## What you will do
Set down the material below word for word, excluding the pictures.

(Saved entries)
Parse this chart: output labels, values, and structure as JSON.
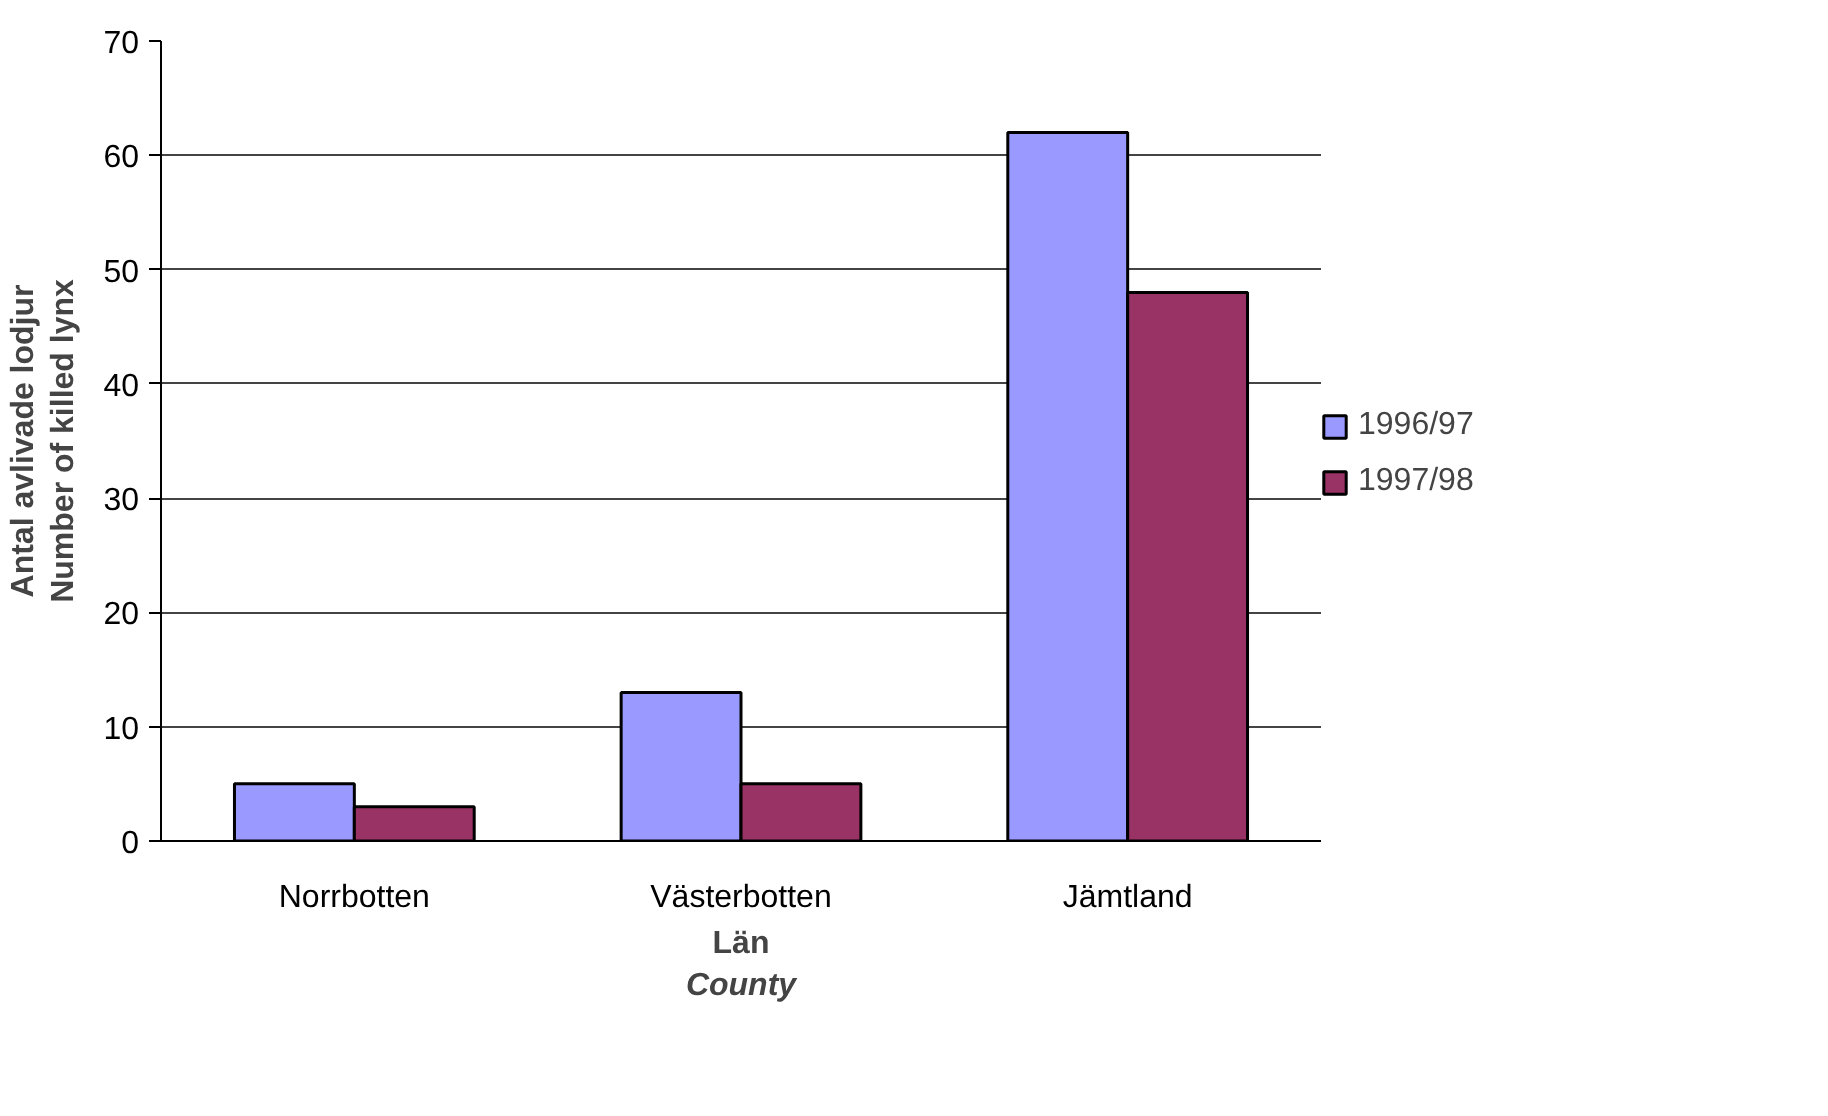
{
  "chart_data": {
    "type": "bar",
    "categories": [
      "Norrbotten",
      "Västerbotten",
      "Jämtland"
    ],
    "series": [
      {
        "name": "1996/97",
        "color": "#9999ff",
        "values": [
          5,
          13,
          62
        ]
      },
      {
        "name": "1997/98",
        "color": "#993366",
        "values": [
          3,
          5,
          48
        ]
      }
    ],
    "xlabel": "Län\nCounty",
    "ylabel": "Antal avlivade lodjur\nNumber of killed lynx",
    "ylim": [
      0,
      70
    ],
    "yticks": [
      0,
      10,
      20,
      30,
      40,
      50,
      60,
      70
    ],
    "grid": "y",
    "legend": "right"
  }
}
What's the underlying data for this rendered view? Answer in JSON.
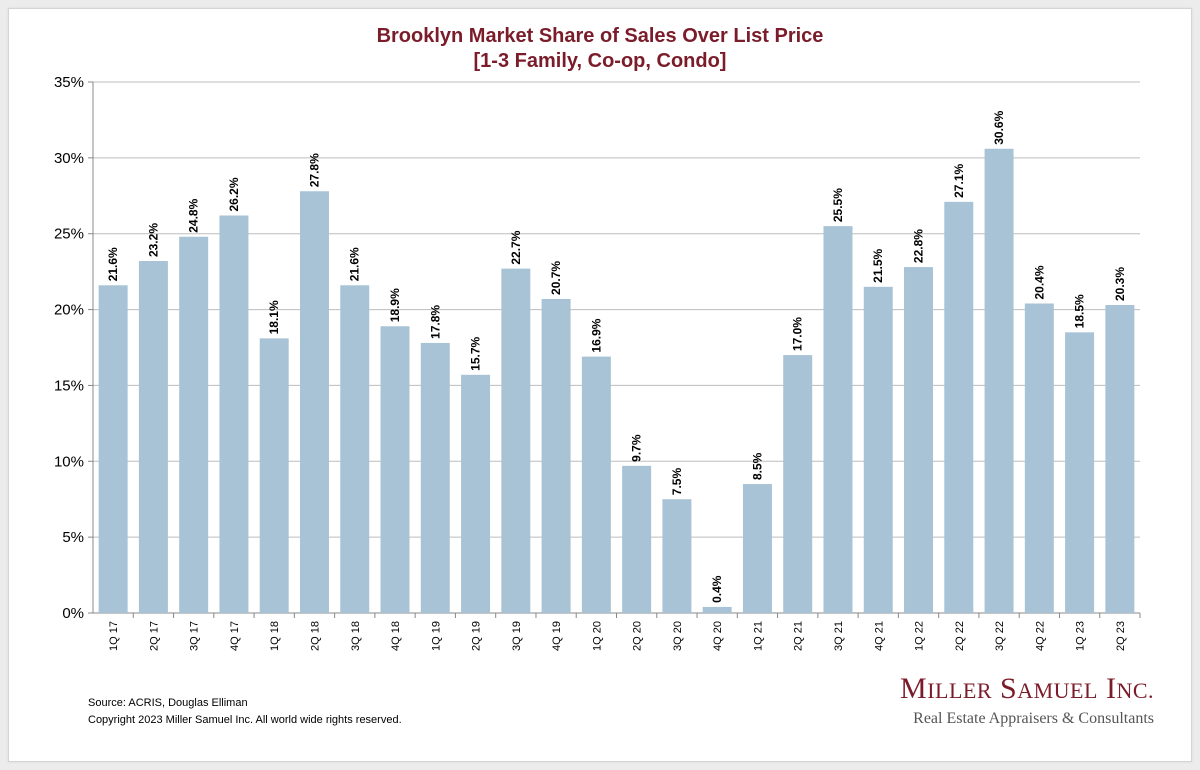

## Correct response
Parse this chart: output labels, values, and structure as JSON.
{
  "chart_data": {
    "type": "bar",
    "categories": [
      "Norrbotten",
      "Västerbotten",
      "Jämtland"
    ],
    "series": [
      {
        "name": "1996/97",
        "color": "#9999ff",
        "values": [
          5,
          13,
          62
        ]
      },
      {
        "name": "1997/98",
        "color": "#993366",
        "values": [
          3,
          5,
          48
        ]
      }
    ],
    "xlabel": "Län\nCounty",
    "ylabel": "Antal avlivade lodjur\nNumber of killed lynx",
    "ylim": [
      0,
      70
    ],
    "yticks": [
      0,
      10,
      20,
      30,
      40,
      50,
      60,
      70
    ],
    "grid": "y",
    "legend": "right"
  }
}
What's the underlying data for this rendered view? Answer in JSON.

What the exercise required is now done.